Determine which lines contain the word "prawne", then copy those lines.

:::

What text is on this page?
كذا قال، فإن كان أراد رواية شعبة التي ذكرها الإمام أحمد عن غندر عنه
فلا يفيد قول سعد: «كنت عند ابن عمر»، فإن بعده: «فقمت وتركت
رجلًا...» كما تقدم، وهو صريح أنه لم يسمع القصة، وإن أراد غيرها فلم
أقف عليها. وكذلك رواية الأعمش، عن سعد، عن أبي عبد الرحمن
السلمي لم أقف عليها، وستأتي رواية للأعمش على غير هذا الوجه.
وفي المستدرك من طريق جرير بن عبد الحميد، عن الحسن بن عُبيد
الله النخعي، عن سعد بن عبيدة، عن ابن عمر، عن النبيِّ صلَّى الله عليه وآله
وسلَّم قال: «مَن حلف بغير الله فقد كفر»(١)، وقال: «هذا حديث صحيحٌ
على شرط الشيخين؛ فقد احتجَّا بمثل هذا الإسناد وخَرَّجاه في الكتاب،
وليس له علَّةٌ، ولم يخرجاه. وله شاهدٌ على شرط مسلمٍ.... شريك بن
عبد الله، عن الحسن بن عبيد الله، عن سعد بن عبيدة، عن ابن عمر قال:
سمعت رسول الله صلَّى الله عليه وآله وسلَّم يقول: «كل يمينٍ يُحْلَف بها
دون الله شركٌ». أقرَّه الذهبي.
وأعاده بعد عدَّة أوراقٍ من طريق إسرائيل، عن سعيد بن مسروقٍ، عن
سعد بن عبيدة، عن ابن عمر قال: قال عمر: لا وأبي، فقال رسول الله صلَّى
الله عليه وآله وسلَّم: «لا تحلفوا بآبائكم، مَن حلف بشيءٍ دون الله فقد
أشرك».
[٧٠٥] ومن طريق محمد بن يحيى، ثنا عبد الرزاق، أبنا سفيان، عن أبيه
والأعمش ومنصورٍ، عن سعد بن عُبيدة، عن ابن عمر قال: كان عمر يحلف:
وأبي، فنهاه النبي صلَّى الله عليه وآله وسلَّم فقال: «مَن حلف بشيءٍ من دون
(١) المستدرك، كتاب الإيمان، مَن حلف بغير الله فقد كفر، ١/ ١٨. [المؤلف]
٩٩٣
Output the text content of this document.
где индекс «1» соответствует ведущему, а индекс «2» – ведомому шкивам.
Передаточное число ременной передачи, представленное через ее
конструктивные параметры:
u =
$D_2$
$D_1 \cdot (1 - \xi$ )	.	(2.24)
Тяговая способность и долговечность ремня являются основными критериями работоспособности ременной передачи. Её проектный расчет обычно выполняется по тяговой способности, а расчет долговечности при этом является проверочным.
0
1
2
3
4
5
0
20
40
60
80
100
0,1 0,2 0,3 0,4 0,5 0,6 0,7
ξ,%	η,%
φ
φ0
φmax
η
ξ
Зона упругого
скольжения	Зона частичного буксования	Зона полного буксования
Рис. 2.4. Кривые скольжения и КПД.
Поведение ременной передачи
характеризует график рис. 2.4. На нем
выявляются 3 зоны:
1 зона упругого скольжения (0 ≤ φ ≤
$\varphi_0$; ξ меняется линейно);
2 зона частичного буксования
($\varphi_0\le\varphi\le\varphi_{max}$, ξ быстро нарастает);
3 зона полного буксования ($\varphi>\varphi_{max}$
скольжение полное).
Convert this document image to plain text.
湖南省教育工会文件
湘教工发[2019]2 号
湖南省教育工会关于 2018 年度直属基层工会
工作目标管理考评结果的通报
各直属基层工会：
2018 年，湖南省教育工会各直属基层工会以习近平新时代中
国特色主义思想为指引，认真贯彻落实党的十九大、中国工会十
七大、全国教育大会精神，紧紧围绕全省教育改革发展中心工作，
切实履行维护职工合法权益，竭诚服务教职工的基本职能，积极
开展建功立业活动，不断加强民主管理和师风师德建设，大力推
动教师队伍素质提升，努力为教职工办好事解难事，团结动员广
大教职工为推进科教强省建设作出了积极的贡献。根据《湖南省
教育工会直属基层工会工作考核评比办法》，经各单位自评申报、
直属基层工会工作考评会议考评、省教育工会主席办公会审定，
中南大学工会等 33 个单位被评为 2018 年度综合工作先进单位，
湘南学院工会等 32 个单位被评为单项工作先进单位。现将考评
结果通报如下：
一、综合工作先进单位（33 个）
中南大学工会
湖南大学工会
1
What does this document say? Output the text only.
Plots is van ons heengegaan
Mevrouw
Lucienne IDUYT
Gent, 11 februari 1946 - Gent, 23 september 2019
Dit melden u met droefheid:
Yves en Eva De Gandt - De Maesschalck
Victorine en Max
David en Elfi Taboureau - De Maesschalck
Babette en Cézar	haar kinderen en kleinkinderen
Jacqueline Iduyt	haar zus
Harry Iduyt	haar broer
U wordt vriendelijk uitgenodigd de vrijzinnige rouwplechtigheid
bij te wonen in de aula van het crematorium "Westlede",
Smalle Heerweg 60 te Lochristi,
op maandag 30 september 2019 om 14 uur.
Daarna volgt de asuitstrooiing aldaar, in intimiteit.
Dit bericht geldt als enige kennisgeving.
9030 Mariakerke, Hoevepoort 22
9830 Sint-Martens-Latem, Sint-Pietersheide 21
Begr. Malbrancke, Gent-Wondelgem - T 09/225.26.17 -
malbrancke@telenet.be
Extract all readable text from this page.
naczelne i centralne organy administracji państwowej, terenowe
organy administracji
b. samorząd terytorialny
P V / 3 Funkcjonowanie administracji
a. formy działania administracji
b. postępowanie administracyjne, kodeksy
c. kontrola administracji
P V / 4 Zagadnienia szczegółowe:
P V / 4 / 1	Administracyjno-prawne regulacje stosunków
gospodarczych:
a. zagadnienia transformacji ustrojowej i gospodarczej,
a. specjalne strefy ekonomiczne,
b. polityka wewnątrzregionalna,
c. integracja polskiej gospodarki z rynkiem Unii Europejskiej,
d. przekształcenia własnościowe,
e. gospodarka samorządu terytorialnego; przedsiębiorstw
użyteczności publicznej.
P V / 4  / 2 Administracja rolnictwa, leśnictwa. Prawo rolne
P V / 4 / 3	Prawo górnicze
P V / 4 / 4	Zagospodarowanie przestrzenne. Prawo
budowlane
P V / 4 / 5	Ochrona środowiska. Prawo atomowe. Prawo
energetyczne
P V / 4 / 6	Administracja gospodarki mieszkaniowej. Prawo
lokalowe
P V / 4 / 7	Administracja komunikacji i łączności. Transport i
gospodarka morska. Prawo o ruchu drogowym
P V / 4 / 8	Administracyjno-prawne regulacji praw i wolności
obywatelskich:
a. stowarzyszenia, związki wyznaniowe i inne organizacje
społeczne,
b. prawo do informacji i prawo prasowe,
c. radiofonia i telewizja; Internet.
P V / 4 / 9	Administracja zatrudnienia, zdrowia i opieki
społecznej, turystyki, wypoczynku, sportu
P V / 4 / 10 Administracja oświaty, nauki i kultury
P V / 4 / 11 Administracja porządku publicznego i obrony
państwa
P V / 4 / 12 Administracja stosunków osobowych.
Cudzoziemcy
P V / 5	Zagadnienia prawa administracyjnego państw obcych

:::

■ SOLUTION FOR THIS PROBLEM
P V / 4 / 1	Administracyjno-prawne regulacje stosunków
P V / 4 / 8	Administracyjno-prawne regulacji praw i wolności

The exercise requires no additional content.